What the exercise asks: Pull out every line with the word "Alaskans".

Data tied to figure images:
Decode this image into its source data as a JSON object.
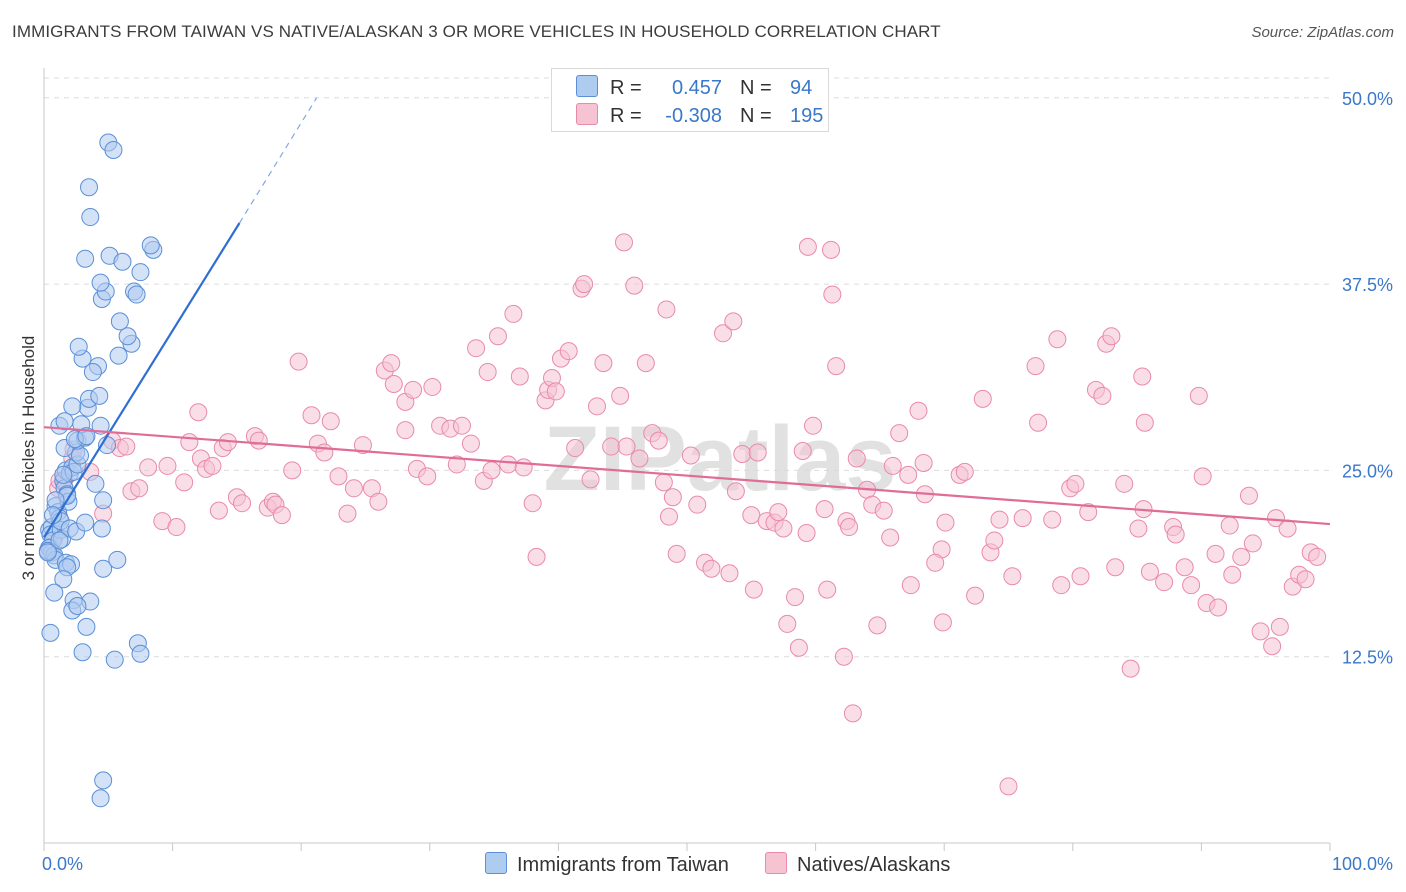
{
  "title": "IMMIGRANTS FROM TAIWAN VS NATIVE/ALASKAN 3 OR MORE VEHICLES IN HOUSEHOLD CORRELATION CHART",
  "source": "Source: ZipAtlas.com",
  "watermark": "ZIPatlas",
  "legend": {
    "series1": {
      "r_label": "R =",
      "r_value": "0.457",
      "n_label": "N =",
      "n_value": "94"
    },
    "series2": {
      "r_label": "R =",
      "r_value": "-0.308",
      "n_label": "N =",
      "n_value": "195"
    }
  },
  "colors": {
    "blue_fill": "#aecbf0",
    "blue_stroke": "#5b8fd6",
    "blue_line": "#2e6fd1",
    "pink_fill": "#f6c3d3",
    "pink_stroke": "#e98aab",
    "pink_line": "#e06c98",
    "tick_text": "#3a78c9",
    "grid": "#dcdcdc"
  },
  "chart_data": {
    "type": "scatter",
    "title": "IMMIGRANTS FROM TAIWAN VS NATIVE/ALASKAN 3 OR MORE VEHICLES IN HOUSEHOLD CORRELATION CHART",
    "xlabel": "",
    "ylabel": "3 or more Vehicles in Household",
    "xlim": [
      0,
      100
    ],
    "ylim": [
      0,
      52
    ],
    "x_tick_labels": [
      "0.0%",
      "100.0%"
    ],
    "y_ticks": [
      12.5,
      25.0,
      37.5,
      50.0
    ],
    "y_tick_labels": [
      "12.5%",
      "25.0%",
      "37.5%",
      "50.0%"
    ],
    "series": [
      {
        "name": "Immigrants from Taiwan",
        "r": 0.457,
        "n": 94,
        "trend": {
          "x": [
            0,
            15.2
          ],
          "y": [
            20.5,
            41.6
          ],
          "dashed_to": [
            21.2,
            50.0
          ]
        },
        "points": [
          [
            0.4,
            21.0
          ],
          [
            0.6,
            21.2
          ],
          [
            0.5,
            20.7
          ],
          [
            0.7,
            20.3
          ],
          [
            0.4,
            19.8
          ],
          [
            0.6,
            19.5
          ],
          [
            0.8,
            19.3
          ],
          [
            0.9,
            22.6
          ],
          [
            1.1,
            22.2
          ],
          [
            1.2,
            21.8
          ],
          [
            1.3,
            21.0
          ],
          [
            1.4,
            20.4
          ],
          [
            0.9,
            19.0
          ],
          [
            1.5,
            24.3
          ],
          [
            1.6,
            23.8
          ],
          [
            1.8,
            23.4
          ],
          [
            1.7,
            25.0
          ],
          [
            2.0,
            24.8
          ],
          [
            2.2,
            25.2
          ],
          [
            2.3,
            24.9
          ],
          [
            2.6,
            25.4
          ],
          [
            2.5,
            26.2
          ],
          [
            2.8,
            26.0
          ],
          [
            1.6,
            26.5
          ],
          [
            2.6,
            27.0
          ],
          [
            3.2,
            27.2
          ],
          [
            1.2,
            28.0
          ],
          [
            1.6,
            28.3
          ],
          [
            2.9,
            28.1
          ],
          [
            3.4,
            29.2
          ],
          [
            4.4,
            28.0
          ],
          [
            2.2,
            29.3
          ],
          [
            3.5,
            29.8
          ],
          [
            4.3,
            30.0
          ],
          [
            4.2,
            32.0
          ],
          [
            3.8,
            31.6
          ],
          [
            3.0,
            32.5
          ],
          [
            2.7,
            33.3
          ],
          [
            6.8,
            33.5
          ],
          [
            6.5,
            34.0
          ],
          [
            5.8,
            32.7
          ],
          [
            5.9,
            35.0
          ],
          [
            4.5,
            36.5
          ],
          [
            4.8,
            37.0
          ],
          [
            4.4,
            37.6
          ],
          [
            7.0,
            37.0
          ],
          [
            7.2,
            36.8
          ],
          [
            8.5,
            39.8
          ],
          [
            8.3,
            40.1
          ],
          [
            5.1,
            39.4
          ],
          [
            6.1,
            39.0
          ],
          [
            7.5,
            38.3
          ],
          [
            3.2,
            39.2
          ],
          [
            3.6,
            42.0
          ],
          [
            3.5,
            44.0
          ],
          [
            5.0,
            47.0
          ],
          [
            5.4,
            46.5
          ],
          [
            1.9,
            22.9
          ],
          [
            1.3,
            21.6
          ],
          [
            2.0,
            21.1
          ],
          [
            2.5,
            20.9
          ],
          [
            3.2,
            21.5
          ],
          [
            1.7,
            18.8
          ],
          [
            2.1,
            18.7
          ],
          [
            1.8,
            18.5
          ],
          [
            4.6,
            18.4
          ],
          [
            1.5,
            17.7
          ],
          [
            0.8,
            16.8
          ],
          [
            2.3,
            16.3
          ],
          [
            2.2,
            15.6
          ],
          [
            3.6,
            16.2
          ],
          [
            2.6,
            15.9
          ],
          [
            3.3,
            14.5
          ],
          [
            0.5,
            14.1
          ],
          [
            3.0,
            12.8
          ],
          [
            7.3,
            13.4
          ],
          [
            7.5,
            12.7
          ],
          [
            5.5,
            12.3
          ],
          [
            0.3,
            19.6
          ],
          [
            5.7,
            19.0
          ],
          [
            4.0,
            24.1
          ],
          [
            4.6,
            23.0
          ],
          [
            4.9,
            26.7
          ],
          [
            2.4,
            27.1
          ],
          [
            3.3,
            27.3
          ],
          [
            4.5,
            21.1
          ],
          [
            1.8,
            23.3
          ],
          [
            0.9,
            23.0
          ],
          [
            1.2,
            20.3
          ],
          [
            0.7,
            22.0
          ],
          [
            4.6,
            4.2
          ],
          [
            4.4,
            3.0
          ],
          [
            1.5,
            24.7
          ],
          [
            0.3,
            19.5
          ]
        ]
      },
      {
        "name": "Natives/Alaskans",
        "r": -0.308,
        "n": 195,
        "trend": {
          "x": [
            0,
            100
          ],
          "y": [
            27.9,
            21.4
          ]
        },
        "points": [
          [
            0.5,
            19.8
          ],
          [
            0.8,
            20.5
          ],
          [
            1.1,
            23.8
          ],
          [
            1.2,
            24.3
          ],
          [
            1.6,
            24.4
          ],
          [
            2.2,
            25.8
          ],
          [
            2.3,
            26.4
          ],
          [
            3.6,
            24.9
          ],
          [
            4.6,
            22.1
          ],
          [
            5.3,
            27.0
          ],
          [
            5.9,
            26.5
          ],
          [
            6.4,
            26.6
          ],
          [
            6.8,
            23.6
          ],
          [
            7.4,
            23.8
          ],
          [
            8.1,
            25.2
          ],
          [
            9.2,
            21.6
          ],
          [
            9.6,
            25.3
          ],
          [
            10.3,
            21.2
          ],
          [
            10.9,
            24.2
          ],
          [
            11.3,
            26.9
          ],
          [
            12.0,
            28.9
          ],
          [
            12.2,
            25.8
          ],
          [
            12.6,
            25.1
          ],
          [
            13.1,
            25.3
          ],
          [
            13.6,
            22.3
          ],
          [
            13.9,
            26.5
          ],
          [
            14.3,
            26.9
          ],
          [
            15.0,
            23.2
          ],
          [
            15.4,
            22.8
          ],
          [
            16.4,
            27.3
          ],
          [
            16.7,
            27.0
          ],
          [
            17.4,
            22.5
          ],
          [
            17.8,
            22.9
          ],
          [
            18.0,
            22.7
          ],
          [
            18.5,
            22.0
          ],
          [
            19.3,
            25.0
          ],
          [
            19.8,
            32.3
          ],
          [
            20.8,
            28.7
          ],
          [
            21.3,
            26.8
          ],
          [
            21.8,
            26.2
          ],
          [
            22.3,
            28.3
          ],
          [
            22.9,
            24.6
          ],
          [
            23.6,
            22.1
          ],
          [
            24.1,
            23.8
          ],
          [
            24.8,
            26.7
          ],
          [
            25.5,
            23.8
          ],
          [
            26.0,
            22.9
          ],
          [
            26.5,
            31.7
          ],
          [
            27.0,
            32.2
          ],
          [
            27.2,
            30.8
          ],
          [
            28.1,
            29.6
          ],
          [
            28.7,
            30.4
          ],
          [
            28.1,
            27.7
          ],
          [
            29.0,
            25.1
          ],
          [
            29.8,
            24.6
          ],
          [
            30.2,
            30.6
          ],
          [
            30.8,
            28.0
          ],
          [
            31.6,
            27.8
          ],
          [
            32.1,
            25.4
          ],
          [
            32.5,
            28.0
          ],
          [
            33.2,
            26.8
          ],
          [
            33.6,
            33.2
          ],
          [
            34.2,
            24.3
          ],
          [
            34.5,
            31.6
          ],
          [
            34.8,
            25.0
          ],
          [
            35.3,
            34.0
          ],
          [
            36.1,
            25.4
          ],
          [
            36.5,
            35.5
          ],
          [
            37.0,
            31.3
          ],
          [
            37.3,
            25.2
          ],
          [
            38.0,
            22.8
          ],
          [
            38.3,
            19.2
          ],
          [
            39.0,
            29.7
          ],
          [
            39.2,
            30.4
          ],
          [
            39.5,
            31.2
          ],
          [
            39.8,
            30.3
          ],
          [
            40.2,
            32.5
          ],
          [
            40.8,
            33.0
          ],
          [
            41.3,
            26.5
          ],
          [
            41.8,
            37.2
          ],
          [
            42.0,
            37.5
          ],
          [
            42.5,
            24.4
          ],
          [
            43.0,
            29.3
          ],
          [
            43.5,
            32.2
          ],
          [
            44.1,
            26.6
          ],
          [
            44.8,
            30.0
          ],
          [
            45.1,
            40.3
          ],
          [
            45.3,
            26.6
          ],
          [
            45.9,
            37.4
          ],
          [
            46.3,
            25.8
          ],
          [
            46.8,
            32.2
          ],
          [
            47.3,
            27.5
          ],
          [
            47.8,
            27.0
          ],
          [
            48.2,
            24.2
          ],
          [
            48.6,
            21.9
          ],
          [
            48.9,
            23.2
          ],
          [
            48.4,
            35.8
          ],
          [
            49.2,
            19.4
          ],
          [
            50.3,
            26.0
          ],
          [
            50.8,
            22.7
          ],
          [
            51.4,
            18.8
          ],
          [
            51.9,
            18.4
          ],
          [
            52.8,
            34.2
          ],
          [
            53.3,
            18.1
          ],
          [
            53.8,
            23.6
          ],
          [
            53.6,
            35.0
          ],
          [
            54.3,
            26.1
          ],
          [
            55.0,
            22.0
          ],
          [
            55.2,
            17.0
          ],
          [
            55.5,
            26.2
          ],
          [
            56.2,
            21.6
          ],
          [
            56.8,
            21.5
          ],
          [
            57.1,
            22.2
          ],
          [
            57.5,
            21.1
          ],
          [
            57.8,
            14.7
          ],
          [
            58.4,
            16.5
          ],
          [
            58.7,
            13.1
          ],
          [
            59.0,
            26.3
          ],
          [
            59.3,
            20.8
          ],
          [
            59.8,
            28.0
          ],
          [
            59.4,
            40.0
          ],
          [
            61.2,
            39.8
          ],
          [
            60.7,
            22.4
          ],
          [
            60.9,
            17.0
          ],
          [
            61.3,
            36.8
          ],
          [
            61.6,
            32.0
          ],
          [
            62.4,
            21.6
          ],
          [
            62.6,
            21.2
          ],
          [
            62.9,
            8.7
          ],
          [
            63.2,
            25.8
          ],
          [
            64.0,
            23.7
          ],
          [
            64.4,
            22.7
          ],
          [
            64.8,
            14.6
          ],
          [
            65.3,
            22.3
          ],
          [
            65.8,
            20.5
          ],
          [
            66.0,
            25.3
          ],
          [
            66.5,
            27.5
          ],
          [
            67.2,
            24.7
          ],
          [
            67.4,
            17.3
          ],
          [
            68.0,
            29.0
          ],
          [
            68.4,
            25.5
          ],
          [
            68.5,
            23.4
          ],
          [
            69.8,
            19.7
          ],
          [
            69.9,
            14.8
          ],
          [
            69.3,
            18.8
          ],
          [
            70.1,
            21.5
          ],
          [
            71.2,
            24.7
          ],
          [
            71.6,
            24.9
          ],
          [
            72.4,
            16.6
          ],
          [
            73.0,
            29.8
          ],
          [
            73.6,
            19.5
          ],
          [
            73.9,
            20.3
          ],
          [
            74.3,
            21.7
          ],
          [
            75.3,
            17.9
          ],
          [
            76.1,
            21.8
          ],
          [
            77.1,
            32.0
          ],
          [
            77.3,
            28.2
          ],
          [
            78.4,
            21.7
          ],
          [
            78.8,
            33.8
          ],
          [
            79.1,
            17.3
          ],
          [
            79.8,
            23.8
          ],
          [
            80.2,
            24.1
          ],
          [
            80.6,
            17.9
          ],
          [
            81.2,
            22.2
          ],
          [
            81.8,
            30.4
          ],
          [
            82.3,
            30.0
          ],
          [
            82.6,
            33.5
          ],
          [
            83.0,
            34.0
          ],
          [
            83.3,
            18.5
          ],
          [
            84.0,
            24.1
          ],
          [
            85.4,
            31.3
          ],
          [
            85.6,
            28.2
          ],
          [
            85.1,
            21.1
          ],
          [
            85.5,
            22.4
          ],
          [
            86.0,
            18.2
          ],
          [
            87.1,
            17.5
          ],
          [
            87.8,
            21.2
          ],
          [
            88.0,
            20.7
          ],
          [
            88.7,
            18.5
          ],
          [
            89.2,
            17.3
          ],
          [
            89.8,
            30.0
          ],
          [
            90.1,
            24.6
          ],
          [
            90.4,
            16.1
          ],
          [
            91.1,
            19.4
          ],
          [
            91.3,
            15.8
          ],
          [
            92.2,
            21.3
          ],
          [
            92.4,
            18.0
          ],
          [
            93.1,
            19.2
          ],
          [
            93.7,
            23.3
          ],
          [
            94.0,
            20.1
          ],
          [
            94.6,
            14.2
          ],
          [
            95.5,
            13.2
          ],
          [
            95.8,
            21.8
          ],
          [
            96.7,
            21.1
          ],
          [
            97.1,
            17.2
          ],
          [
            97.6,
            18.0
          ],
          [
            98.1,
            17.7
          ],
          [
            98.5,
            19.5
          ],
          [
            96.1,
            14.5
          ],
          [
            62.2,
            12.5
          ],
          [
            75.0,
            3.8
          ],
          [
            84.5,
            11.7
          ],
          [
            99.0,
            19.2
          ]
        ]
      }
    ]
  },
  "bottom_legend": {
    "series1_label": "Immigrants from Taiwan",
    "series2_label": "Natives/Alaskans"
  }
}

Exercise answer:
        "name": "Natives/Alaskans",
    "series2_label": "Natives/Alaskans"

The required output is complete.